__Exercise objective__
From the entries below, pull out each line where "subtitle" appears.

(Collection entries)
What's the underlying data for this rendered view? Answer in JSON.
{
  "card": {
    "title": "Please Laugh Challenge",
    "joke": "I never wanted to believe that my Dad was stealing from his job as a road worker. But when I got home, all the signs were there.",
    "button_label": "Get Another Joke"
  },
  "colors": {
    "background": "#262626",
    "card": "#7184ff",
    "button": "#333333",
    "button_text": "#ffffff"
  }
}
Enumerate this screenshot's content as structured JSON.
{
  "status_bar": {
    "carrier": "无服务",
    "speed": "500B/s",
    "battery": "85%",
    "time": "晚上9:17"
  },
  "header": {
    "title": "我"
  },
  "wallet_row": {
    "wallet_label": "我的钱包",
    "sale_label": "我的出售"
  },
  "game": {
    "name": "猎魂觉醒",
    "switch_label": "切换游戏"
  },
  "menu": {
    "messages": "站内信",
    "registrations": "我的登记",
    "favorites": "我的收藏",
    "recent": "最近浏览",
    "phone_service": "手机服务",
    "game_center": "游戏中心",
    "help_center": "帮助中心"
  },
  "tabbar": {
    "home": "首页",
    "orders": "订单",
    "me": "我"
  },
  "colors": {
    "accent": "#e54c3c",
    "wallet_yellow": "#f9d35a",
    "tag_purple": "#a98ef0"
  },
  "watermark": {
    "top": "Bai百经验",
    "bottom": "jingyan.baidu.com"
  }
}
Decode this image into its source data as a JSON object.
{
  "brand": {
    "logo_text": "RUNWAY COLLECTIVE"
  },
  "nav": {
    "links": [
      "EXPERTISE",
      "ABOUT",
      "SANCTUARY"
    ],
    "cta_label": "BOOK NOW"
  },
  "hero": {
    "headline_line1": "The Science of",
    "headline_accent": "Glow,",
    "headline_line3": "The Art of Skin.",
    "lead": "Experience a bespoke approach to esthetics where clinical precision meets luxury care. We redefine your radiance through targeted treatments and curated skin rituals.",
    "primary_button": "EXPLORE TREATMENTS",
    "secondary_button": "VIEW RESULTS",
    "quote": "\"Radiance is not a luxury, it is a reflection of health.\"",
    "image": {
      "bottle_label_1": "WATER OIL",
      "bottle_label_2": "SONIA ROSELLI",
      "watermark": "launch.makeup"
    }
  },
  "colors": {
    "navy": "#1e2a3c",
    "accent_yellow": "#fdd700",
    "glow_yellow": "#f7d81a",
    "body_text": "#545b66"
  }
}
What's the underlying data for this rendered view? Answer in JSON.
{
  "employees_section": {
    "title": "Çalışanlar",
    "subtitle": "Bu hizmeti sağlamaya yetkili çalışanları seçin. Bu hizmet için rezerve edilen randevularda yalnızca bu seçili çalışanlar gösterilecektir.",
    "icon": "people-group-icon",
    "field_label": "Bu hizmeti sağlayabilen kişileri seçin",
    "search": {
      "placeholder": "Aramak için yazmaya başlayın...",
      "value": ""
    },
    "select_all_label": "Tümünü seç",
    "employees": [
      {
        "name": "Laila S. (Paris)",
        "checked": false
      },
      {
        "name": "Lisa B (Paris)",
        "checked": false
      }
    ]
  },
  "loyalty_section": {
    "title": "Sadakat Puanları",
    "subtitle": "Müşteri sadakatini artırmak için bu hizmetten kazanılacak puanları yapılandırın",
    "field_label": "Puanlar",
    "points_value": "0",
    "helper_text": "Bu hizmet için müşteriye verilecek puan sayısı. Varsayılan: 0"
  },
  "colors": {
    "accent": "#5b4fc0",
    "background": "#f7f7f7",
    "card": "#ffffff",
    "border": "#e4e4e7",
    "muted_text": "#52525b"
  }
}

__Solution below__
    "subtitle": "Bu hizmeti sağlamaya yetkili çalışanları seçin. Bu hizmet için rezerve edilen randevularda yalnızca bu seçili çalışanlar gösterilecektir.",
    "subtitle": "Müşteri sadakatini artırmak için bu hizmetten kazanılacak puanları yapılandırın",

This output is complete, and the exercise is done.